→ Short problem
Copy out all the entries word for word.

→ Data records
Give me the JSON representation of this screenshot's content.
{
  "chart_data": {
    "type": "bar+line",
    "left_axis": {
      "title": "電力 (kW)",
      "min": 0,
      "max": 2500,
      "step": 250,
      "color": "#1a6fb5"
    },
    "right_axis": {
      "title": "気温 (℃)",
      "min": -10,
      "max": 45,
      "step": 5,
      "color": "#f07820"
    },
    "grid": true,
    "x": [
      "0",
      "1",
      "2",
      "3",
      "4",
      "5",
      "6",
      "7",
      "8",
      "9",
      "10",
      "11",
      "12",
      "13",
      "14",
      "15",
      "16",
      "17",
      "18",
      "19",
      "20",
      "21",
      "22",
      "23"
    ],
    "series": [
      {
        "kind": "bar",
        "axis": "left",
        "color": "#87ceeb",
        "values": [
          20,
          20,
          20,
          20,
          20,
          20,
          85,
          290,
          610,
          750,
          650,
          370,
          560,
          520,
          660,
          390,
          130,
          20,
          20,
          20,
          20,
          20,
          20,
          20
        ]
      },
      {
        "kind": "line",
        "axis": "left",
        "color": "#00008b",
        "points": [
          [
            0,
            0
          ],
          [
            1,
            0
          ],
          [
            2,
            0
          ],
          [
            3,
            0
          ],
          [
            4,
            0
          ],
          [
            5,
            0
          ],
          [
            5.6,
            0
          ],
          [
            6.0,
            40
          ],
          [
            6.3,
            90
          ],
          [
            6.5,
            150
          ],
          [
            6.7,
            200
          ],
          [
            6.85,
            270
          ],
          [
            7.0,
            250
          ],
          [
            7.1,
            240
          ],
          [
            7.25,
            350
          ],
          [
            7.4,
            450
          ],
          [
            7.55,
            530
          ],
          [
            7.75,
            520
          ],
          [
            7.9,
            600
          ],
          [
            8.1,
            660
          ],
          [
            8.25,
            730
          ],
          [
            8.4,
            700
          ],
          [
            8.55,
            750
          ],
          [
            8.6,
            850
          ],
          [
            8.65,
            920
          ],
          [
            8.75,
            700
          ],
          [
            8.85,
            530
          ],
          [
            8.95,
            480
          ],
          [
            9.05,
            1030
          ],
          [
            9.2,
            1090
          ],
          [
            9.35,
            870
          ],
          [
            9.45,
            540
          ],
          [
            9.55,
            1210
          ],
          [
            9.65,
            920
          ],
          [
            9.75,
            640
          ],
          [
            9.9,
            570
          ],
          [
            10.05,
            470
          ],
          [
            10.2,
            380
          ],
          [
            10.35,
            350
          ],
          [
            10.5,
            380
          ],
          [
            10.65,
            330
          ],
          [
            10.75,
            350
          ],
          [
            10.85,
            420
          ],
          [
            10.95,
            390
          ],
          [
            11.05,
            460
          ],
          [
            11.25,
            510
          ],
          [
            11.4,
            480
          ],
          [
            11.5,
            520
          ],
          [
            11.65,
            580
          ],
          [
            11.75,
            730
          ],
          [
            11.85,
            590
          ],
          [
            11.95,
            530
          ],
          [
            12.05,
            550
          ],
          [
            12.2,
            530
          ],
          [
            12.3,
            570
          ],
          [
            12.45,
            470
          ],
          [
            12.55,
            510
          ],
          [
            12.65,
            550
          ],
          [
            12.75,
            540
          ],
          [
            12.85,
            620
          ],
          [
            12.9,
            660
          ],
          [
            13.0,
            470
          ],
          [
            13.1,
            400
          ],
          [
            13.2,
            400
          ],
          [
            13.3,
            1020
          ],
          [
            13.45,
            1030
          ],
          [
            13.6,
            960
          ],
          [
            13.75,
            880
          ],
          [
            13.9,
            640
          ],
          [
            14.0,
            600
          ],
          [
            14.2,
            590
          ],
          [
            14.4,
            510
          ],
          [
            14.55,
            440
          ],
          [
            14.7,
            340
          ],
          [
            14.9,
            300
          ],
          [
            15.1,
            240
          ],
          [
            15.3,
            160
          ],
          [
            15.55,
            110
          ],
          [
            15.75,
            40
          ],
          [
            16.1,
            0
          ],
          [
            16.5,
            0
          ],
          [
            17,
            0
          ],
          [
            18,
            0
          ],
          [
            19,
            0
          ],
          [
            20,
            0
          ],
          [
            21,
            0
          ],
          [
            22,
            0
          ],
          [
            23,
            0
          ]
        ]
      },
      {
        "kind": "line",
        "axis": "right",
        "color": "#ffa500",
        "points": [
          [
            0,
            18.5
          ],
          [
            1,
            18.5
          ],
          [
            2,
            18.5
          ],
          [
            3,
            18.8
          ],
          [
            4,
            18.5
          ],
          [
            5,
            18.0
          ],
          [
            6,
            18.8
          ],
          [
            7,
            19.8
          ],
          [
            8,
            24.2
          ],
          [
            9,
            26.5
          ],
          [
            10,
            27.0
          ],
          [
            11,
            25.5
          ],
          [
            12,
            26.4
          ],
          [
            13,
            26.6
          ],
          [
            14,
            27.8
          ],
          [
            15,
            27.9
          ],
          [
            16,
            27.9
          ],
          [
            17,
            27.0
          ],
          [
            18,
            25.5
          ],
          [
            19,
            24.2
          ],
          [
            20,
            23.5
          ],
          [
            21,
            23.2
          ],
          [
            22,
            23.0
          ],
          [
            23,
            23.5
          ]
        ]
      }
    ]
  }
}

→ Finished exercise
Give me the JSON representation of this screenshot's content.
{
  "chart_data": {
    "type": "bar+line",
    "left_axis": {
      "title": "電力 (kW)",
      "min": 0,
      "max": 2500,
      "step": 250,
      "color": "#1a6fb5"
    },
    "right_axis": {
      "title": "気温 (℃)",
      "min": -10,
      "max": 45,
      "step": 5,
      "color": "#f07820"
    },
    "grid": true,
    "x": [
      "0",
      "1",
      "2",
      "3",
      "4",
      "5",
      "6",
      "7",
      "8",
      "9",
      "10",
      "11",
      "12",
      "13",
      "14",
      "15",
      "16",
      "17",
      "18",
      "19",
      "20",
      "21",
      "22",
      "23"
    ],
    "series": [
      {
        "kind": "bar",
        "axis": "left",
        "color": "#87ceeb",
        "values": [
          20,
          20,
          20,
          20,
          20,
          20,
          85,
          290,
          610,
          750,
          650,
          370,
          560,
          520,
          660,
          390,
          130,
          20,
          20,
          20,
          20,
          20,
          20,
          20
        ]
      },
      {
        "kind": "line",
        "axis": "left",
        "color": "#00008b",
        "points": [
          [
            0,
            0
          ],
          [
            1,
            0
          ],
          [
            2,
            0
          ],
          [
            3,
            0
          ],
          [
            4,
            0
          ],
          [
            5,
            0
          ],
          [
            5.6,
            0
          ],
          [
            6.0,
            40
          ],
          [
            6.3,
            90
          ],
          [
            6.5,
            150
          ],
          [
            6.7,
            200
          ],
          [
            6.85,
            270
          ],
          [
            7.0,
            250
          ],
          [
            7.1,
            240
          ],
          [
            7.25,
            350
          ],
          [
            7.4,
            450
          ],
          [
            7.55,
            530
          ],
          [
            7.75,
            520
          ],
          [
            7.9,
            600
          ],
          [
            8.1,
            660
          ],
          [
            8.25,
            730
          ],
          [
            8.4,
            700
          ],
          [
            8.55,
            750
          ],
          [
            8.6,
            850
          ],
          [
            8.65,
            920
          ],
          [
            8.75,
            700
          ],
          [
            8.85,
            530
          ],
          [
            8.95,
            480
          ],
          [
            9.05,
            1030
          ],
          [
            9.2,
            1090
          ],
          [
            9.35,
            870
          ],
          [
            9.45,
            540
          ],
          [
            9.55,
            1210
          ],
          [
            9.65,
            920
          ],
          [
            9.75,
            640
          ],
          [
            9.9,
            570
          ],
          [
            10.05,
            470
          ],
          [
            10.2,
            380
          ],
          [
            10.35,
            350
          ],
          [
            10.5,
            380
          ],
          [
            10.65,
            330
          ],
          [
            10.75,
            350
          ],
          [
            10.85,
            420
          ],
          [
            10.95,
            390
          ],
          [
            11.05,
            460
          ],
          [
            11.25,
            510
          ],
          [
            11.4,
            480
          ],
          [
            11.5,
            520
          ],
          [
            11.65,
            580
          ],
          [
            11.75,
            730
          ],
          [
            11.85,
            590
          ],
          [
            11.95,
            530
          ],
          [
            12.05,
            550
          ],
          [
            12.2,
            530
          ],
          [
            12.3,
            570
          ],
          [
            12.45,
            470
          ],
          [
            12.55,
            510
          ],
          [
            12.65,
            550
          ],
          [
            12.75,
            540
          ],
          [
            12.85,
            620
          ],
          [
            12.9,
            660
          ],
          [
            13.0,
            470
          ],
          [
            13.1,
            400
          ],
          [
            13.2,
            400
          ],
          [
            13.3,
            1020
          ],
          [
            13.45,
            1030
          ],
          [
            13.6,
            960
          ],
          [
            13.75,
            880
          ],
          [
            13.9,
            640
          ],
          [
            14.0,
            600
          ],
          [
            14.2,
            590
          ],
          [
            14.4,
            510
          ],
          [
            14.55,
            440
          ],
          [
            14.7,
            340
          ],
          [
            14.9,
            300
          ],
          [
            15.1,
            240
          ],
          [
            15.3,
            160
          ],
          [
            15.55,
            110
          ],
          [
            15.75,
            40
          ],
          [
            16.1,
            0
          ],
          [
            16.5,
            0
          ],
          [
            17,
            0
          ],
          [
            18,
            0
          ],
          [
            19,
            0
          ],
          [
            20,
            0
          ],
          [
            21,
            0
          ],
          [
            22,
            0
          ],
          [
            23,
            0
          ]
        ]
      },
      {
        "kind": "line",
        "axis": "right",
        "color": "#ffa500",
        "points": [
          [
            0,
            18.5
          ],
          [
            1,
            18.5
          ],
          [
            2,
            18.5
          ],
          [
            3,
            18.8
          ],
          [
            4,
            18.5
          ],
          [
            5,
            18.0
          ],
          [
            6,
            18.8
          ],
          [
            7,
            19.8
          ],
          [
            8,
            24.2
          ],
          [
            9,
            26.5
          ],
          [
            10,
            27.0
          ],
          [
            11,
            25.5
          ],
          [
            12,
            26.4
          ],
          [
            13,
            26.6
          ],
          [
            14,
            27.8
          ],
          [
            15,
            27.9
          ],
          [
            16,
            27.9
          ],
          [
            17,
            27.0
          ],
          [
            18,
            25.5
          ],
          [
            19,
            24.2
          ],
          [
            20,
            23.5
          ],
          [
            21,
            23.2
          ],
          [
            22,
            23.0
          ],
          [
            23,
            23.5
          ]
        ]
      }
    ]
  }
}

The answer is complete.